What the task asks:
Please output the lines shown below exactly as they appear.
START Data rows
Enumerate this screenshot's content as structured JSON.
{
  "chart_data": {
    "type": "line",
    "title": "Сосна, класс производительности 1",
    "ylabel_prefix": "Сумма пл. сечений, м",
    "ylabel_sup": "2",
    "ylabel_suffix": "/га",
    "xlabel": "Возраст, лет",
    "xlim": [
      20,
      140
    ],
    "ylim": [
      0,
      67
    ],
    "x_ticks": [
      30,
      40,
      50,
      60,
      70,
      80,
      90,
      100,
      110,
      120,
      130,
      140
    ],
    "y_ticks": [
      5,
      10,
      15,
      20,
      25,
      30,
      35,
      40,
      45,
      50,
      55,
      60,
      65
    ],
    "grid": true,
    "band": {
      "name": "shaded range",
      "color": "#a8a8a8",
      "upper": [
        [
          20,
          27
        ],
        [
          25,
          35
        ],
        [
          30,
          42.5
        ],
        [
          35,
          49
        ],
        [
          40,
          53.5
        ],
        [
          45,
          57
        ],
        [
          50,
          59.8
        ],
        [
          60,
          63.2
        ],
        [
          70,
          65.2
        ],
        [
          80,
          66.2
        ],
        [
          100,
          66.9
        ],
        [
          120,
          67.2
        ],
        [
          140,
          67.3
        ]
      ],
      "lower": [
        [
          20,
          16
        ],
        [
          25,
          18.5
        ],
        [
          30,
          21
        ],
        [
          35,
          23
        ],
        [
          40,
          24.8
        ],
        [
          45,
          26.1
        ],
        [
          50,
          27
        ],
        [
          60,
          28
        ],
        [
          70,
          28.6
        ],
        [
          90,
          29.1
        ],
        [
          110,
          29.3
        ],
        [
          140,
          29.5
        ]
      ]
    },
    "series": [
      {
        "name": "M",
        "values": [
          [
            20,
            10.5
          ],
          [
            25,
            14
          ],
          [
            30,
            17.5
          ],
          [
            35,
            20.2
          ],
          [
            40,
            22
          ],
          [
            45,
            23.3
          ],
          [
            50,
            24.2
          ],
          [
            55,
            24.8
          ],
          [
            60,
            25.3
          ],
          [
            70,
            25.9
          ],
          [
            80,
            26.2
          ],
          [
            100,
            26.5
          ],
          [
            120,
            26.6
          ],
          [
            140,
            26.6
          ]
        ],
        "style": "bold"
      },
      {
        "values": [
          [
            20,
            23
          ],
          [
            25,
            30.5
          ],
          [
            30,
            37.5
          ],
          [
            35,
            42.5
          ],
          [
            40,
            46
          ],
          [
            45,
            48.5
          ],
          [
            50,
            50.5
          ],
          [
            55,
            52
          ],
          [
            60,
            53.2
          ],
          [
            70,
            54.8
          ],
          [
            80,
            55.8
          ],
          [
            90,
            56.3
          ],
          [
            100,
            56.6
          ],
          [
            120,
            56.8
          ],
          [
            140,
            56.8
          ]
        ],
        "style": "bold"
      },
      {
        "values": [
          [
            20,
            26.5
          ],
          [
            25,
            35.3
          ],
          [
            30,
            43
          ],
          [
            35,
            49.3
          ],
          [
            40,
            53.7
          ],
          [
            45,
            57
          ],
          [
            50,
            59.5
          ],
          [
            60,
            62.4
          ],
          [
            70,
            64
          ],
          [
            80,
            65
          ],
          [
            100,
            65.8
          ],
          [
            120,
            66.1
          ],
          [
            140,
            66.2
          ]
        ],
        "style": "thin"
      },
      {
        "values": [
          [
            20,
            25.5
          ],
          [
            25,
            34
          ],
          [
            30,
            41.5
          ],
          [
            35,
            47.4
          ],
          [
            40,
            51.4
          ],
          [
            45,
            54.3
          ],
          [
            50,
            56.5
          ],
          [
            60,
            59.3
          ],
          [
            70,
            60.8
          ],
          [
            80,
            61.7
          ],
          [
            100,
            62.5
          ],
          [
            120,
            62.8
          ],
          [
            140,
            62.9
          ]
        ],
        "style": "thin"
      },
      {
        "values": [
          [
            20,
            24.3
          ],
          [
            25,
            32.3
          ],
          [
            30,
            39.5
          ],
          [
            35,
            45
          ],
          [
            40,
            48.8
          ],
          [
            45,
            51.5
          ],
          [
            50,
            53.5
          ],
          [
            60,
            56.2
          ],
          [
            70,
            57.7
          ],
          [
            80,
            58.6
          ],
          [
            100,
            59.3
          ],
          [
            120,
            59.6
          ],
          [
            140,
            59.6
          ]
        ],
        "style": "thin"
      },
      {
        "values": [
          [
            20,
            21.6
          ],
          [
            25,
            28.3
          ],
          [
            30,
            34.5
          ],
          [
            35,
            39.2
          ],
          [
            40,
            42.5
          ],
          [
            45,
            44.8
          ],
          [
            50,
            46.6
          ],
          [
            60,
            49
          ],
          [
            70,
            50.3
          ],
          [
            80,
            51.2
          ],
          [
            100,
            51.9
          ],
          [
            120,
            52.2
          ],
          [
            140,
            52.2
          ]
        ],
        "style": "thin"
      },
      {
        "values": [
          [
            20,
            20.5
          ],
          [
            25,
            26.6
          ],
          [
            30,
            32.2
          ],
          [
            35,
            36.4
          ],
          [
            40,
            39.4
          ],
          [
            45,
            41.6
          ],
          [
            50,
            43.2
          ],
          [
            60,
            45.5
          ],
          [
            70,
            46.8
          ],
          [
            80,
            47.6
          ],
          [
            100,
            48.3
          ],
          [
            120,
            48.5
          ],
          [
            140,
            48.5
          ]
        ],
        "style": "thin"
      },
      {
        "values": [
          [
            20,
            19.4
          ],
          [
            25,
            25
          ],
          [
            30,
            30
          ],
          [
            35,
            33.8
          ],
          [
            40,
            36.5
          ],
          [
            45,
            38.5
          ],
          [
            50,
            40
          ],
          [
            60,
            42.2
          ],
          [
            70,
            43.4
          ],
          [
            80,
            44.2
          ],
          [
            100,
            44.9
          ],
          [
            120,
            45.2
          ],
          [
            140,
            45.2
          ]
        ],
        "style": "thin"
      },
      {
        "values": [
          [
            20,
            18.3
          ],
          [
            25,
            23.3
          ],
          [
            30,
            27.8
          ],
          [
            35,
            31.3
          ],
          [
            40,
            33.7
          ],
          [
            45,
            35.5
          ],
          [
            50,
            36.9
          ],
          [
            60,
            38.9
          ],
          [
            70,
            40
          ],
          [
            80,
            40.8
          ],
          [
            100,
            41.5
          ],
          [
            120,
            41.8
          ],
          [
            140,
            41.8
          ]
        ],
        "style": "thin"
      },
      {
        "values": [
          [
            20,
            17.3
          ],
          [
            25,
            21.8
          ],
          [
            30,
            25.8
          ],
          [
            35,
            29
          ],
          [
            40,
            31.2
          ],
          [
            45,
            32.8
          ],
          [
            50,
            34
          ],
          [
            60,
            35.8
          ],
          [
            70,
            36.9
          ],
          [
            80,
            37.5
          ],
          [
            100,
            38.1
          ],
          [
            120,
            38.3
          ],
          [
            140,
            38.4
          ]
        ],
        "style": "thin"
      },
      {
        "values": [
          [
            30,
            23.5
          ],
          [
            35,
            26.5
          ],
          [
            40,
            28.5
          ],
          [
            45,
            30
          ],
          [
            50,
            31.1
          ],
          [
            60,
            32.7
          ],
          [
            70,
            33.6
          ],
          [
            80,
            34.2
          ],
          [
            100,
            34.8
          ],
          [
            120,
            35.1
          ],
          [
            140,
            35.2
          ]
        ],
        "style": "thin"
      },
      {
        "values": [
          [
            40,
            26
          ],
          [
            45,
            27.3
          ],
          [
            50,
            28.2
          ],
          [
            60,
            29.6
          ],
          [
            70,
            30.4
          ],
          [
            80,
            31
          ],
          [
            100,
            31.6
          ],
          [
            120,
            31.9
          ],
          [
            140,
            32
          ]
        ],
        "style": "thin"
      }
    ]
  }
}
END Data rows
Written answer:
Enumerate this screenshot's content as structured JSON.
{
  "chart_data": {
    "type": "line",
    "title": "Сосна, класс производительности 1",
    "ylabel_prefix": "Сумма пл. сечений, м",
    "ylabel_sup": "2",
    "ylabel_suffix": "/га",
    "xlabel": "Возраст, лет",
    "xlim": [
      20,
      140
    ],
    "ylim": [
      0,
      67
    ],
    "x_ticks": [
      30,
      40,
      50,
      60,
      70,
      80,
      90,
      100,
      110,
      120,
      130,
      140
    ],
    "y_ticks": [
      5,
      10,
      15,
      20,
      25,
      30,
      35,
      40,
      45,
      50,
      55,
      60,
      65
    ],
    "grid": true,
    "band": {
      "name": "shaded range",
      "color": "#a8a8a8",
      "upper": [
        [
          20,
          27
        ],
        [
          25,
          35
        ],
        [
          30,
          42.5
        ],
        [
          35,
          49
        ],
        [
          40,
          53.5
        ],
        [
          45,
          57
        ],
        [
          50,
          59.8
        ],
        [
          60,
          63.2
        ],
        [
          70,
          65.2
        ],
        [
          80,
          66.2
        ],
        [
          100,
          66.9
        ],
        [
          120,
          67.2
        ],
        [
          140,
          67.3
        ]
      ],
      "lower": [
        [
          20,
          16
        ],
        [
          25,
          18.5
        ],
        [
          30,
          21
        ],
        [
          35,
          23
        ],
        [
          40,
          24.8
        ],
        [
          45,
          26.1
        ],
        [
          50,
          27
        ],
        [
          60,
          28
        ],
        [
          70,
          28.6
        ],
        [
          90,
          29.1
        ],
        [
          110,
          29.3
        ],
        [
          140,
          29.5
        ]
      ]
    },
    "series": [
      {
        "name": "M",
        "values": [
          [
            20,
            10.5
          ],
          [
            25,
            14
          ],
          [
            30,
            17.5
          ],
          [
            35,
            20.2
          ],
          [
            40,
            22
          ],
          [
            45,
            23.3
          ],
          [
            50,
            24.2
          ],
          [
            55,
            24.8
          ],
          [
            60,
            25.3
          ],
          [
            70,
            25.9
          ],
          [
            80,
            26.2
          ],
          [
            100,
            26.5
          ],
          [
            120,
            26.6
          ],
          [
            140,
            26.6
          ]
        ],
        "style": "bold"
      },
      {
        "values": [
          [
            20,
            23
          ],
          [
            25,
            30.5
          ],
          [
            30,
            37.5
          ],
          [
            35,
            42.5
          ],
          [
            40,
            46
          ],
          [
            45,
            48.5
          ],
          [
            50,
            50.5
          ],
          [
            55,
            52
          ],
          [
            60,
            53.2
          ],
          [
            70,
            54.8
          ],
          [
            80,
            55.8
          ],
          [
            90,
            56.3
          ],
          [
            100,
            56.6
          ],
          [
            120,
            56.8
          ],
          [
            140,
            56.8
          ]
        ],
        "style": "bold"
      },
      {
        "values": [
          [
            20,
            26.5
          ],
          [
            25,
            35.3
          ],
          [
            30,
            43
          ],
          [
            35,
            49.3
          ],
          [
            40,
            53.7
          ],
          [
            45,
            57
          ],
          [
            50,
            59.5
          ],
          [
            60,
            62.4
          ],
          [
            70,
            64
          ],
          [
            80,
            65
          ],
          [
            100,
            65.8
          ],
          [
            120,
            66.1
          ],
          [
            140,
            66.2
          ]
        ],
        "style": "thin"
      },
      {
        "values": [
          [
            20,
            25.5
          ],
          [
            25,
            34
          ],
          [
            30,
            41.5
          ],
          [
            35,
            47.4
          ],
          [
            40,
            51.4
          ],
          [
            45,
            54.3
          ],
          [
            50,
            56.5
          ],
          [
            60,
            59.3
          ],
          [
            70,
            60.8
          ],
          [
            80,
            61.7
          ],
          [
            100,
            62.5
          ],
          [
            120,
            62.8
          ],
          [
            140,
            62.9
          ]
        ],
        "style": "thin"
      },
      {
        "values": [
          [
            20,
            24.3
          ],
          [
            25,
            32.3
          ],
          [
            30,
            39.5
          ],
          [
            35,
            45
          ],
          [
            40,
            48.8
          ],
          [
            45,
            51.5
          ],
          [
            50,
            53.5
          ],
          [
            60,
            56.2
          ],
          [
            70,
            57.7
          ],
          [
            80,
            58.6
          ],
          [
            100,
            59.3
          ],
          [
            120,
            59.6
          ],
          [
            140,
            59.6
          ]
        ],
        "style": "thin"
      },
      {
        "values": [
          [
            20,
            21.6
          ],
          [
            25,
            28.3
          ],
          [
            30,
            34.5
          ],
          [
            35,
            39.2
          ],
          [
            40,
            42.5
          ],
          [
            45,
            44.8
          ],
          [
            50,
            46.6
          ],
          [
            60,
            49
          ],
          [
            70,
            50.3
          ],
          [
            80,
            51.2
          ],
          [
            100,
            51.9
          ],
          [
            120,
            52.2
          ],
          [
            140,
            52.2
          ]
        ],
        "style": "thin"
      },
      {
        "values": [
          [
            20,
            20.5
          ],
          [
            25,
            26.6
          ],
          [
            30,
            32.2
          ],
          [
            35,
            36.4
          ],
          [
            40,
            39.4
          ],
          [
            45,
            41.6
          ],
          [
            50,
            43.2
          ],
          [
            60,
            45.5
          ],
          [
            70,
            46.8
          ],
          [
            80,
            47.6
          ],
          [
            100,
            48.3
          ],
          [
            120,
            48.5
          ],
          [
            140,
            48.5
          ]
        ],
        "style": "thin"
      },
      {
        "values": [
          [
            20,
            19.4
          ],
          [
            25,
            25
          ],
          [
            30,
            30
          ],
          [
            35,
            33.8
          ],
          [
            40,
            36.5
          ],
          [
            45,
            38.5
          ],
          [
            50,
            40
          ],
          [
            60,
            42.2
          ],
          [
            70,
            43.4
          ],
          [
            80,
            44.2
          ],
          [
            100,
            44.9
          ],
          [
            120,
            45.2
          ],
          [
            140,
            45.2
          ]
        ],
        "style": "thin"
      },
      {
        "values": [
          [
            20,
            18.3
          ],
          [
            25,
            23.3
          ],
          [
            30,
            27.8
          ],
          [
            35,
            31.3
          ],
          [
            40,
            33.7
          ],
          [
            45,
            35.5
          ],
          [
            50,
            36.9
          ],
          [
            60,
            38.9
          ],
          [
            70,
            40
          ],
          [
            80,
            40.8
          ],
          [
            100,
            41.5
          ],
          [
            120,
            41.8
          ],
          [
            140,
            41.8
          ]
        ],
        "style": "thin"
      },
      {
        "values": [
          [
            20,
            17.3
          ],
          [
            25,
            21.8
          ],
          [
            30,
            25.8
          ],
          [
            35,
            29
          ],
          [
            40,
            31.2
          ],
          [
            45,
            32.8
          ],
          [
            50,
            34
          ],
          [
            60,
            35.8
          ],
          [
            70,
            36.9
          ],
          [
            80,
            37.5
          ],
          [
            100,
            38.1
          ],
          [
            120,
            38.3
          ],
          [
            140,
            38.4
          ]
        ],
        "style": "thin"
      },
      {
        "values": [
          [
            30,
            23.5
          ],
          [
            35,
            26.5
          ],
          [
            40,
            28.5
          ],
          [
            45,
            30
          ],
          [
            50,
            31.1
          ],
          [
            60,
            32.7
          ],
          [
            70,
            33.6
          ],
          [
            80,
            34.2
          ],
          [
            100,
            34.8
          ],
          [
            120,
            35.1
          ],
          [
            140,
            35.2
          ]
        ],
        "style": "thin"
      },
      {
        "values": [
          [
            40,
            26
          ],
          [
            45,
            27.3
          ],
          [
            50,
            28.2
          ],
          [
            60,
            29.6
          ],
          [
            70,
            30.4
          ],
          [
            80,
            31
          ],
          [
            100,
            31.6
          ],
          [
            120,
            31.9
          ],
          [
            140,
            32
          ]
        ],
        "style": "thin"
      }
    ]
  }
}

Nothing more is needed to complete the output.